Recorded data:
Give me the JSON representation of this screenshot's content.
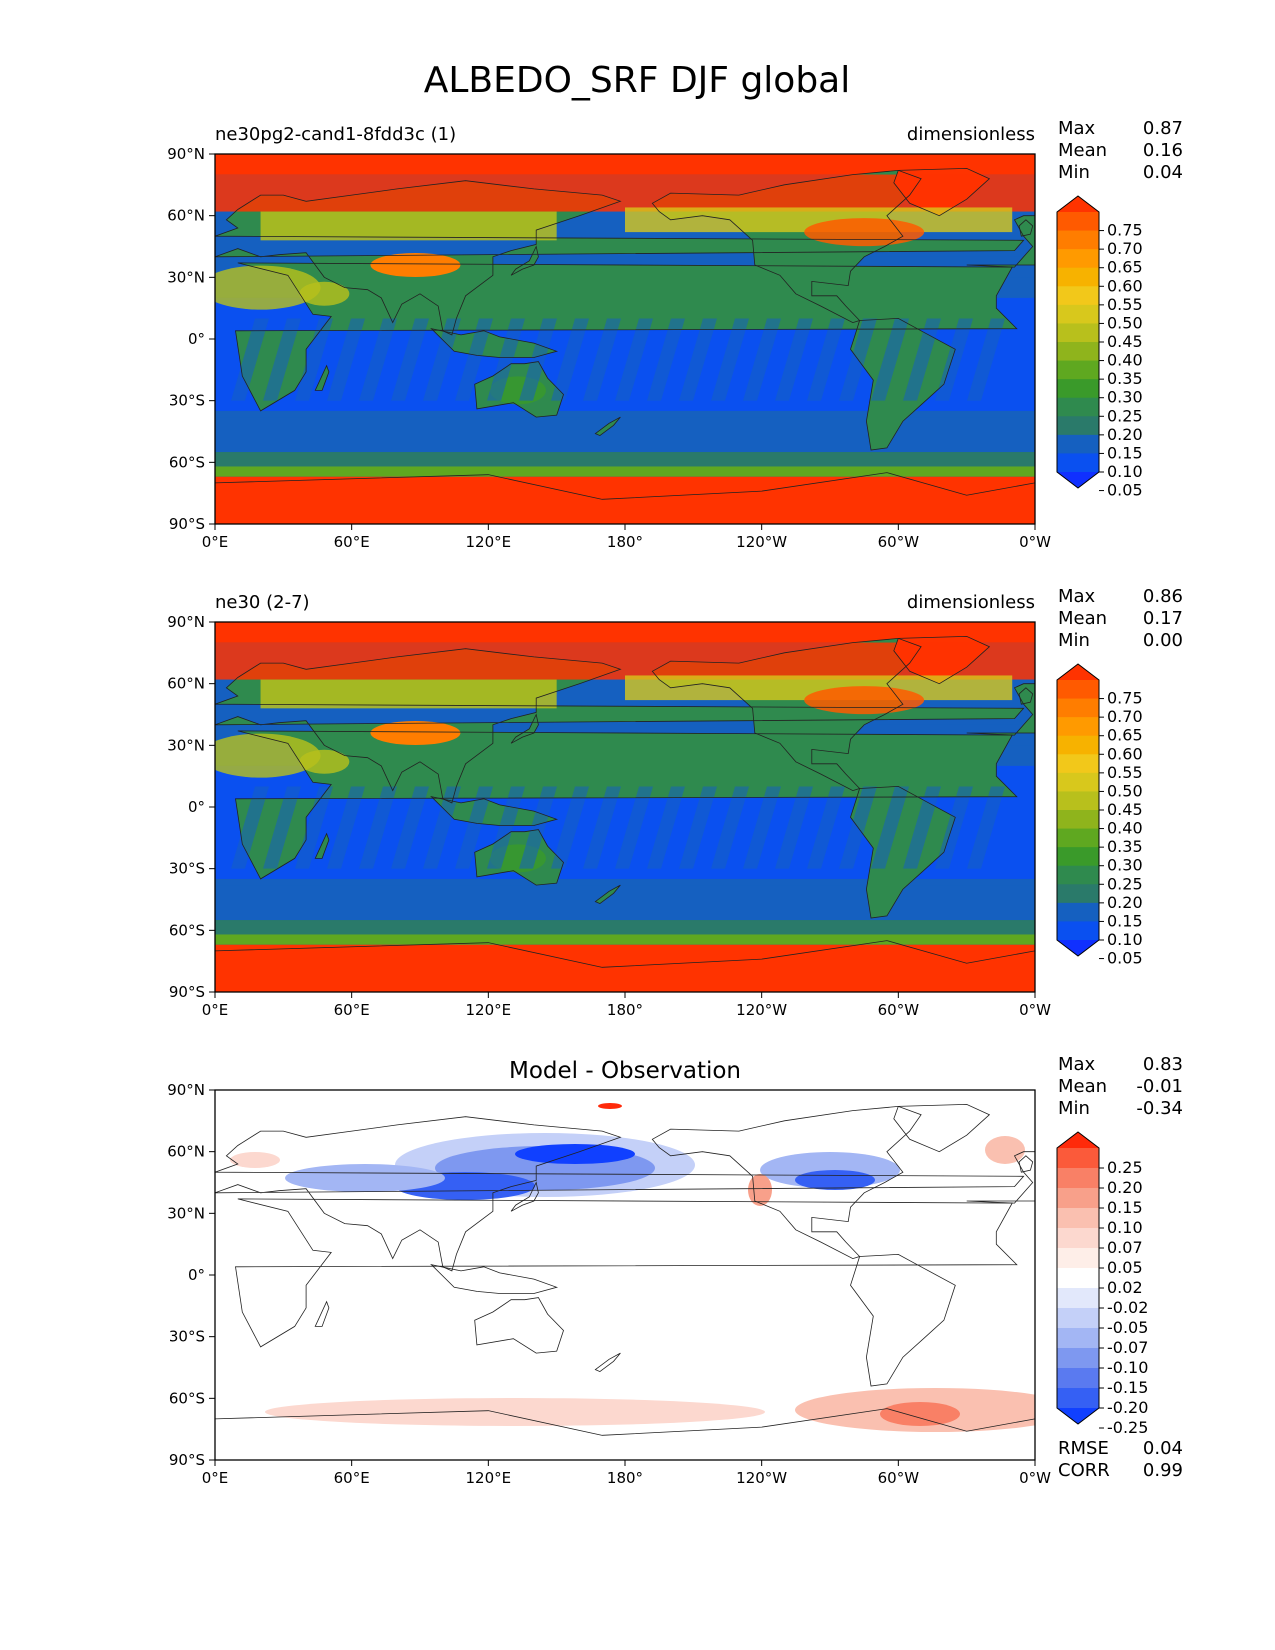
{
  "figure": {
    "title": "ALBEDO_SRF DJF global"
  },
  "chart_data": [
    {
      "type": "heatmap",
      "title": "ne30pg2-cand1-8fdd3c (1)",
      "units": "dimensionless",
      "x_ticks": [
        "0°E",
        "60°E",
        "120°E",
        "180°",
        "120°W",
        "60°W",
        "0°W"
      ],
      "y_ticks": [
        "90°N",
        "60°N",
        "30°N",
        "0°",
        "30°S",
        "60°S",
        "90°S"
      ],
      "stats": [
        {
          "label": "Max",
          "value": "0.87"
        },
        {
          "label": "Mean",
          "value": "0.16"
        },
        {
          "label": "Min",
          "value": "0.04"
        }
      ],
      "colorbar": {
        "levels": [
          "0.75",
          "0.70",
          "0.65",
          "0.60",
          "0.55",
          "0.50",
          "0.45",
          "0.40",
          "0.35",
          "0.30",
          "0.25",
          "0.20",
          "0.15",
          "0.10",
          "0.05"
        ],
        "colors": [
          "#ff3300",
          "#ff5a00",
          "#ff7d00",
          "#ff9a00",
          "#f7b200",
          "#f2c81a",
          "#d8c81c",
          "#b8c01c",
          "#8fb41c",
          "#5fa820",
          "#3a9a2a",
          "#2f8a4e",
          "#2a7a6a",
          "#1560c0",
          "#0a50f0",
          "#1030ff"
        ]
      },
      "field": "model"
    },
    {
      "type": "heatmap",
      "title": "ne30 (2-7)",
      "units": "dimensionless",
      "x_ticks": [
        "0°E",
        "60°E",
        "120°E",
        "180°",
        "120°W",
        "60°W",
        "0°W"
      ],
      "y_ticks": [
        "90°N",
        "60°N",
        "30°N",
        "0°",
        "30°S",
        "60°S",
        "90°S"
      ],
      "stats": [
        {
          "label": "Max",
          "value": "0.86"
        },
        {
          "label": "Mean",
          "value": "0.17"
        },
        {
          "label": "Min",
          "value": "0.00"
        }
      ],
      "colorbar": {
        "levels": [
          "0.75",
          "0.70",
          "0.65",
          "0.60",
          "0.55",
          "0.50",
          "0.45",
          "0.40",
          "0.35",
          "0.30",
          "0.25",
          "0.20",
          "0.15",
          "0.10",
          "0.05"
        ],
        "colors": [
          "#ff3300",
          "#ff5a00",
          "#ff7d00",
          "#ff9a00",
          "#f7b200",
          "#f2c81a",
          "#d8c81c",
          "#b8c01c",
          "#8fb41c",
          "#5fa820",
          "#3a9a2a",
          "#2f8a4e",
          "#2a7a6a",
          "#1560c0",
          "#0a50f0",
          "#1030ff"
        ]
      },
      "field": "observation"
    },
    {
      "type": "heatmap",
      "title": "Model - Observation",
      "units": "",
      "x_ticks": [
        "0°E",
        "60°E",
        "120°E",
        "180°",
        "120°W",
        "60°W",
        "0°W"
      ],
      "y_ticks": [
        "90°N",
        "60°N",
        "30°N",
        "0°",
        "30°S",
        "60°S",
        "90°S"
      ],
      "stats": [
        {
          "label": "Max",
          "value": "0.83"
        },
        {
          "label": "Mean",
          "value": "-0.01"
        },
        {
          "label": "Min",
          "value": "-0.34"
        }
      ],
      "extra_stats": [
        {
          "label": "RMSE",
          "value": "0.04"
        },
        {
          "label": "CORR",
          "value": "0.99"
        }
      ],
      "colorbar": {
        "levels": [
          "0.25",
          "0.20",
          "0.15",
          "0.10",
          "0.07",
          "0.05",
          "0.02",
          "-0.02",
          "-0.05",
          "-0.07",
          "-0.10",
          "-0.15",
          "-0.20",
          "-0.25"
        ],
        "colors": [
          "#ff2a0a",
          "#fb5a3a",
          "#f98066",
          "#f8a08a",
          "#fac0b0",
          "#fcd8cf",
          "#feeee8",
          "#ffffff",
          "#e2e8fb",
          "#c4d0f8",
          "#a3b6f4",
          "#7e98f0",
          "#5a7af0",
          "#3560f4",
          "#1040ff"
        ]
      },
      "field": "difference"
    }
  ]
}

- PROBLEM TO WORK ON: Quote the data above in full, leaving out the pictures it holds.

- WORKED SOLUTION:
Give me the JSON representation of this screenshot's content.
{
  "figure": {
    "title": "ALBEDO_SRF DJF global"
  },
  "chart_data": [
    {
      "type": "heatmap",
      "title": "ne30pg2-cand1-8fdd3c (1)",
      "units": "dimensionless",
      "x_ticks": [
        "0°E",
        "60°E",
        "120°E",
        "180°",
        "120°W",
        "60°W",
        "0°W"
      ],
      "y_ticks": [
        "90°N",
        "60°N",
        "30°N",
        "0°",
        "30°S",
        "60°S",
        "90°S"
      ],
      "stats": [
        {
          "label": "Max",
          "value": "0.87"
        },
        {
          "label": "Mean",
          "value": "0.16"
        },
        {
          "label": "Min",
          "value": "0.04"
        }
      ],
      "colorbar": {
        "levels": [
          "0.75",
          "0.70",
          "0.65",
          "0.60",
          "0.55",
          "0.50",
          "0.45",
          "0.40",
          "0.35",
          "0.30",
          "0.25",
          "0.20",
          "0.15",
          "0.10",
          "0.05"
        ],
        "colors": [
          "#ff3300",
          "#ff5a00",
          "#ff7d00",
          "#ff9a00",
          "#f7b200",
          "#f2c81a",
          "#d8c81c",
          "#b8c01c",
          "#8fb41c",
          "#5fa820",
          "#3a9a2a",
          "#2f8a4e",
          "#2a7a6a",
          "#1560c0",
          "#0a50f0",
          "#1030ff"
        ]
      },
      "field": "model"
    },
    {
      "type": "heatmap",
      "title": "ne30 (2-7)",
      "units": "dimensionless",
      "x_ticks": [
        "0°E",
        "60°E",
        "120°E",
        "180°",
        "120°W",
        "60°W",
        "0°W"
      ],
      "y_ticks": [
        "90°N",
        "60°N",
        "30°N",
        "0°",
        "30°S",
        "60°S",
        "90°S"
      ],
      "stats": [
        {
          "label": "Max",
          "value": "0.86"
        },
        {
          "label": "Mean",
          "value": "0.17"
        },
        {
          "label": "Min",
          "value": "0.00"
        }
      ],
      "colorbar": {
        "levels": [
          "0.75",
          "0.70",
          "0.65",
          "0.60",
          "0.55",
          "0.50",
          "0.45",
          "0.40",
          "0.35",
          "0.30",
          "0.25",
          "0.20",
          "0.15",
          "0.10",
          "0.05"
        ],
        "colors": [
          "#ff3300",
          "#ff5a00",
          "#ff7d00",
          "#ff9a00",
          "#f7b200",
          "#f2c81a",
          "#d8c81c",
          "#b8c01c",
          "#8fb41c",
          "#5fa820",
          "#3a9a2a",
          "#2f8a4e",
          "#2a7a6a",
          "#1560c0",
          "#0a50f0",
          "#1030ff"
        ]
      },
      "field": "observation"
    },
    {
      "type": "heatmap",
      "title": "Model - Observation",
      "units": "",
      "x_ticks": [
        "0°E",
        "60°E",
        "120°E",
        "180°",
        "120°W",
        "60°W",
        "0°W"
      ],
      "y_ticks": [
        "90°N",
        "60°N",
        "30°N",
        "0°",
        "30°S",
        "60°S",
        "90°S"
      ],
      "stats": [
        {
          "label": "Max",
          "value": "0.83"
        },
        {
          "label": "Mean",
          "value": "-0.01"
        },
        {
          "label": "Min",
          "value": "-0.34"
        }
      ],
      "extra_stats": [
        {
          "label": "RMSE",
          "value": "0.04"
        },
        {
          "label": "CORR",
          "value": "0.99"
        }
      ],
      "colorbar": {
        "levels": [
          "0.25",
          "0.20",
          "0.15",
          "0.10",
          "0.07",
          "0.05",
          "0.02",
          "-0.02",
          "-0.05",
          "-0.07",
          "-0.10",
          "-0.15",
          "-0.20",
          "-0.25"
        ],
        "colors": [
          "#ff2a0a",
          "#fb5a3a",
          "#f98066",
          "#f8a08a",
          "#fac0b0",
          "#fcd8cf",
          "#feeee8",
          "#ffffff",
          "#e2e8fb",
          "#c4d0f8",
          "#a3b6f4",
          "#7e98f0",
          "#5a7af0",
          "#3560f4",
          "#1040ff"
        ]
      },
      "field": "difference"
    }
  ]
}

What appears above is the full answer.